--- Required task ---
State the number of lines in these records that include the word "error", and add nothing to it.
Begin Input for this task
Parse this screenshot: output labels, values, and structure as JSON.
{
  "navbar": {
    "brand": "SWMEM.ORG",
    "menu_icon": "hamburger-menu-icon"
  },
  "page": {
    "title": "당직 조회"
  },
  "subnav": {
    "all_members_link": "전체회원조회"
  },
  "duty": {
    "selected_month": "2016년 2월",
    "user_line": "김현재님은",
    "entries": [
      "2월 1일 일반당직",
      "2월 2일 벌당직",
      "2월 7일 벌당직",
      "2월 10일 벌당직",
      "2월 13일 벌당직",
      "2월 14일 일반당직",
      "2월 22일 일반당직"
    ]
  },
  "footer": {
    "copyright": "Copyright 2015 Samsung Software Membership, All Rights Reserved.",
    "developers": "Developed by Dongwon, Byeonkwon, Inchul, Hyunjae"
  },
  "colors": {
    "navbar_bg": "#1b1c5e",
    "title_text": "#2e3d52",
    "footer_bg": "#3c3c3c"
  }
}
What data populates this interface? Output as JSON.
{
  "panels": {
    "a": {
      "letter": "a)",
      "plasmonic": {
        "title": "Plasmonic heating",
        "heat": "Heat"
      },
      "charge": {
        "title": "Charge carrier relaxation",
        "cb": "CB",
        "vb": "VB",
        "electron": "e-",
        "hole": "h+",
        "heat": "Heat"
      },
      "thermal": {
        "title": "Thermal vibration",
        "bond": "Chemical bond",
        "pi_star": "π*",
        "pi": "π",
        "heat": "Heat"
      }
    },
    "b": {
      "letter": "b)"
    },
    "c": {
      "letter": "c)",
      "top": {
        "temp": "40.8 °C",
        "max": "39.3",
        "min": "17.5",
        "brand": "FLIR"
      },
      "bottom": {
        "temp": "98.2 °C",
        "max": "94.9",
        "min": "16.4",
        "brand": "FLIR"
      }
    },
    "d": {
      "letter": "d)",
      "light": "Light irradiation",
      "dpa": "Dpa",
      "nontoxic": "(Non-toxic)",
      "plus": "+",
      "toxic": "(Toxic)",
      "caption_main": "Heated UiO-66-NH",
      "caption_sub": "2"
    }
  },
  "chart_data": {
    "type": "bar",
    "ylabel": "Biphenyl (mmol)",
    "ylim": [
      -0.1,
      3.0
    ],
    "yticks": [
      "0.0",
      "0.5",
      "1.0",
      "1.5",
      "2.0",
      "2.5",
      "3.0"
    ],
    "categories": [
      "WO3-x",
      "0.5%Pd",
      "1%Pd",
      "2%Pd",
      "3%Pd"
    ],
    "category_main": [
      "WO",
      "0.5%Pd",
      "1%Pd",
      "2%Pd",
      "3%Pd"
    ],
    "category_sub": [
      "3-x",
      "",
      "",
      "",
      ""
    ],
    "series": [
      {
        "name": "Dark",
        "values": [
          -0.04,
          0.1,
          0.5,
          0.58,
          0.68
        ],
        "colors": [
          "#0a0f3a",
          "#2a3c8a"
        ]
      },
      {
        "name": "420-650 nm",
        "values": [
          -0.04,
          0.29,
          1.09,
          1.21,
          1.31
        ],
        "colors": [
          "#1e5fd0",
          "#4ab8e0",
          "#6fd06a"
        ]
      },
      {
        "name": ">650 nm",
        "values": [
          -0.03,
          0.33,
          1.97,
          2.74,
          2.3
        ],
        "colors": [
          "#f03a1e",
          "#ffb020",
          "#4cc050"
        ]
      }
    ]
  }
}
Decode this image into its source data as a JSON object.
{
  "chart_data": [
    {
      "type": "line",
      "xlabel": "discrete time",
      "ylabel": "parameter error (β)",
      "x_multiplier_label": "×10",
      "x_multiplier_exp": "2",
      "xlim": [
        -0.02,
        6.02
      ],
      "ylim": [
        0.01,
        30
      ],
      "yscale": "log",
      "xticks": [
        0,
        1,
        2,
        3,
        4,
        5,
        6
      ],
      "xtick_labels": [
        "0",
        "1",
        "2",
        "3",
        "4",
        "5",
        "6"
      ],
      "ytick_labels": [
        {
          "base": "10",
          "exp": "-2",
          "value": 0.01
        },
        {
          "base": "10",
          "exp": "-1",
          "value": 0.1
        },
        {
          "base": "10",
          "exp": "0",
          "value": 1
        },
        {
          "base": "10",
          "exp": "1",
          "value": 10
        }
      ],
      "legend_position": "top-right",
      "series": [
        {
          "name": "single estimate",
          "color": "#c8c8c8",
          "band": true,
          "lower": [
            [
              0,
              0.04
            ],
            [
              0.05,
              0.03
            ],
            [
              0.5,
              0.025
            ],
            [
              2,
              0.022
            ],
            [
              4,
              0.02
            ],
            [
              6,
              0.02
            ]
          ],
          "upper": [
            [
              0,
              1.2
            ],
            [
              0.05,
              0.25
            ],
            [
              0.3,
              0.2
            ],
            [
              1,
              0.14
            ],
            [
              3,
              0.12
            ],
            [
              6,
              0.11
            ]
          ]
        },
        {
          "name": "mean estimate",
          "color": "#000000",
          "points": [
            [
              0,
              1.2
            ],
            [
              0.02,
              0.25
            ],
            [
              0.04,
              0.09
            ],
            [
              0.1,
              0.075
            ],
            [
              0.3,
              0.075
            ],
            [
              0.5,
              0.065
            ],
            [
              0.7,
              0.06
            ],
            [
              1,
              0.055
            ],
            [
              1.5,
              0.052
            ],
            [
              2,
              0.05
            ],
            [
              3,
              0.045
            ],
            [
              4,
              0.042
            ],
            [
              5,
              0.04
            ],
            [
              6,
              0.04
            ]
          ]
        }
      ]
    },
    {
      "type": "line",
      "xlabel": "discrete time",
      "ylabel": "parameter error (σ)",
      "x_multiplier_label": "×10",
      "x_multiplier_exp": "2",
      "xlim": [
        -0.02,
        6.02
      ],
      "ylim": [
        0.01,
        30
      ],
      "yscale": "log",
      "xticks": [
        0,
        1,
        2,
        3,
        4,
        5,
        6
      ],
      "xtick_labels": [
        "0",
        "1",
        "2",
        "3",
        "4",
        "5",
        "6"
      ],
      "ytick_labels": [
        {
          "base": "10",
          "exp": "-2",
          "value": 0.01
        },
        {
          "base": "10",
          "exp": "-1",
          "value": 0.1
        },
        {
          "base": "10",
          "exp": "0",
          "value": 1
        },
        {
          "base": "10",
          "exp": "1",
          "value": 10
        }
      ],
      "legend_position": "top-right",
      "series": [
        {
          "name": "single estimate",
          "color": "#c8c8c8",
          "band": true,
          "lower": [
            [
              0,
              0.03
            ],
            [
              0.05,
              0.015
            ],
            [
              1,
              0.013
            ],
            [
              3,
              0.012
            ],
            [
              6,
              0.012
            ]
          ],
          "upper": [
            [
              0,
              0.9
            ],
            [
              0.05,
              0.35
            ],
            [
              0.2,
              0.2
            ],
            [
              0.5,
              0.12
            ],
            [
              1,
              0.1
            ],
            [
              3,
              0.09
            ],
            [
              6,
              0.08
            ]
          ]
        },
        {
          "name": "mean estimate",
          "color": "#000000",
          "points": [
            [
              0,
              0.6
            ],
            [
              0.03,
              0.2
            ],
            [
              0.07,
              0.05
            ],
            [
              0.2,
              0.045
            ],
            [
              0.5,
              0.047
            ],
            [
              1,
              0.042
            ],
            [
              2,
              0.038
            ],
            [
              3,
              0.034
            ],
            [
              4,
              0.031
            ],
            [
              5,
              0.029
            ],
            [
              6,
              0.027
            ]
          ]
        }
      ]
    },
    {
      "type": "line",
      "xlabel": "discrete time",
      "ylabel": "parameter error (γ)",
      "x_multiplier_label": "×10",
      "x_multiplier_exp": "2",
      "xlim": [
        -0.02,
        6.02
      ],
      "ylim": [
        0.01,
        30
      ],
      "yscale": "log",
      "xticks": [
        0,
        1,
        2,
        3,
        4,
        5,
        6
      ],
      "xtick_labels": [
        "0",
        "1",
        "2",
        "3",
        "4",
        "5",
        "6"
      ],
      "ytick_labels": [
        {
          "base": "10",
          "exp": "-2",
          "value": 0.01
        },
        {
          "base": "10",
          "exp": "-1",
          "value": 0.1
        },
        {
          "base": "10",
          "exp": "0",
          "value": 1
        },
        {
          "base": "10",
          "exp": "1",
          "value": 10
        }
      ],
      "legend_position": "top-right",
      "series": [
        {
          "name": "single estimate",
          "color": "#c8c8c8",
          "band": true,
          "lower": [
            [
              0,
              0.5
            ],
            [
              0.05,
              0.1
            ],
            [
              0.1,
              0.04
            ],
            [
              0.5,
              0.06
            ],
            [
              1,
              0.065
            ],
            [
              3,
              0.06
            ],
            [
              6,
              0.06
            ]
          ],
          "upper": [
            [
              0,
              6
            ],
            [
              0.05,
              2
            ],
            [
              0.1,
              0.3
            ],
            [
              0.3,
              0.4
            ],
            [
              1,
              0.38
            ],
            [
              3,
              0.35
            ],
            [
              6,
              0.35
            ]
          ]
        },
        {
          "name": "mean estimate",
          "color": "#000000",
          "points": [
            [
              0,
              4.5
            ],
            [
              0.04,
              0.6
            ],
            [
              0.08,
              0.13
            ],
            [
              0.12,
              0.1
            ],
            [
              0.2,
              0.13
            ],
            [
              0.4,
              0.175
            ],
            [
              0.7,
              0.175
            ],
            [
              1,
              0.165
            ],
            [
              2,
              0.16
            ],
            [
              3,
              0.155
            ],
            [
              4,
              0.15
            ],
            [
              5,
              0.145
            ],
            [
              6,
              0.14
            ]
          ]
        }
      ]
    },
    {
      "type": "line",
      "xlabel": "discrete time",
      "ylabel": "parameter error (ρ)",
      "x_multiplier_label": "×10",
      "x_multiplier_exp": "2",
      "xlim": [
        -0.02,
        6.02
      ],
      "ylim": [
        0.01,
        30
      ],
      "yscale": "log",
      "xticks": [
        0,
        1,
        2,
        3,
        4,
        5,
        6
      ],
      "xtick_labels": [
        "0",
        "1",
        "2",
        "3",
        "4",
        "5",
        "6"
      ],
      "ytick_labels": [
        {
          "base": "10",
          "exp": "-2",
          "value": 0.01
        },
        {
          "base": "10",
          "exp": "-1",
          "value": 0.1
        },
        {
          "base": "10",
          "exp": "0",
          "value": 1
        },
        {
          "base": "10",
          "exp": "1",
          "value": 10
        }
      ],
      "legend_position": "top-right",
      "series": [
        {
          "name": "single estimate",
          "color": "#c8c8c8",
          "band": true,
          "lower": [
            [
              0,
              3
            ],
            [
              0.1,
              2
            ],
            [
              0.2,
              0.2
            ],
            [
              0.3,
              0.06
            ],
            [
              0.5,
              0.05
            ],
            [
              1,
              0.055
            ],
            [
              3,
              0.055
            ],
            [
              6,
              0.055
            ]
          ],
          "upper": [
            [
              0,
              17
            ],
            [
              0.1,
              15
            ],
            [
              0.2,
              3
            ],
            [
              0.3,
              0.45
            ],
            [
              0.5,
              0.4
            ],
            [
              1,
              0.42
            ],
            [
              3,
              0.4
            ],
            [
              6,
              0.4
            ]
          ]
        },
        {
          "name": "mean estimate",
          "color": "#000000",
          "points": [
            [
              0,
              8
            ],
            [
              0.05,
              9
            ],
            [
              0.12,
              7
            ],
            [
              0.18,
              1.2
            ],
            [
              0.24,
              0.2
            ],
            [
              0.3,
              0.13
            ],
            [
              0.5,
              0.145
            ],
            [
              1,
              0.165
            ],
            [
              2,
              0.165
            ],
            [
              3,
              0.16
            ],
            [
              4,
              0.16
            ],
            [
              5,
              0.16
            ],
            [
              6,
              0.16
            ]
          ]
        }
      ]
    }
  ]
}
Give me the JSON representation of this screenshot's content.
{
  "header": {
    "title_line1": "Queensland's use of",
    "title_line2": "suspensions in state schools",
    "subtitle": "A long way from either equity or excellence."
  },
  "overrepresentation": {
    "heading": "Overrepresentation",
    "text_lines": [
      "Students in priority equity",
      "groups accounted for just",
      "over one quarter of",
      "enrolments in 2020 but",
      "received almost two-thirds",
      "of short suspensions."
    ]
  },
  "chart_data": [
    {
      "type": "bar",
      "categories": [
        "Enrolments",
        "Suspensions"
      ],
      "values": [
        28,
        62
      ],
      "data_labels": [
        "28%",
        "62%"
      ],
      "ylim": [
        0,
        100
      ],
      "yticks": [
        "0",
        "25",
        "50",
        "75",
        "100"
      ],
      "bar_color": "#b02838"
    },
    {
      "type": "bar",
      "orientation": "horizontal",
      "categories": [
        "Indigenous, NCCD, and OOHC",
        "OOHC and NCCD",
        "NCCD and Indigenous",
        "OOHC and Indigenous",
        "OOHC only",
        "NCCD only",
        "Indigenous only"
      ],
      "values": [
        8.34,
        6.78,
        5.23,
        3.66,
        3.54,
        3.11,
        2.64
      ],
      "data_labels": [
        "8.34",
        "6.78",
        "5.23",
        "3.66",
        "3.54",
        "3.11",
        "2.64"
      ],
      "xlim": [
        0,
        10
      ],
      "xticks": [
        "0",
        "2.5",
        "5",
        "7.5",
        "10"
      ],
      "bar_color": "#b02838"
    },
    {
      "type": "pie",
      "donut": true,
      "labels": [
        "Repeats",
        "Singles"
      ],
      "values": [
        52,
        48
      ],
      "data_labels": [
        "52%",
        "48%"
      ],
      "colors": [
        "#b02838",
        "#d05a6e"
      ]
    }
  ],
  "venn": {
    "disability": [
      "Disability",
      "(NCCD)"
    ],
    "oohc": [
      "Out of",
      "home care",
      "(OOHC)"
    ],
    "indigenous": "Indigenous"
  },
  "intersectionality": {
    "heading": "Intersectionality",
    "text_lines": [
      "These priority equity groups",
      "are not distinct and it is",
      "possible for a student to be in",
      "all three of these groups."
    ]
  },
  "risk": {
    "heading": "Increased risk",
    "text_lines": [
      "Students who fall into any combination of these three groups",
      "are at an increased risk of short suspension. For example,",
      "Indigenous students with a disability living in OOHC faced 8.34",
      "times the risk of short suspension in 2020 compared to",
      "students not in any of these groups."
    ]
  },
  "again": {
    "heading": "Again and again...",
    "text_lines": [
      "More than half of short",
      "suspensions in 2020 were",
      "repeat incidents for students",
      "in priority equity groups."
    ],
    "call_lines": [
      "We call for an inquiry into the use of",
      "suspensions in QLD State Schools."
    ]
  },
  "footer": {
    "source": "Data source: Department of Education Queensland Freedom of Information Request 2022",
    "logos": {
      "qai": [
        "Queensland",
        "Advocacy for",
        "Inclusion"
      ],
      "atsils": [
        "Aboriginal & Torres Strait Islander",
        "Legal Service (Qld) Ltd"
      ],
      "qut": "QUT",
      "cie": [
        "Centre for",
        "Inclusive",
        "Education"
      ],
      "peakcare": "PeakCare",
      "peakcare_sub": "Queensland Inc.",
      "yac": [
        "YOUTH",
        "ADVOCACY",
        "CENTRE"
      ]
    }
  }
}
End Input for this task
--- Solved exercise ---
4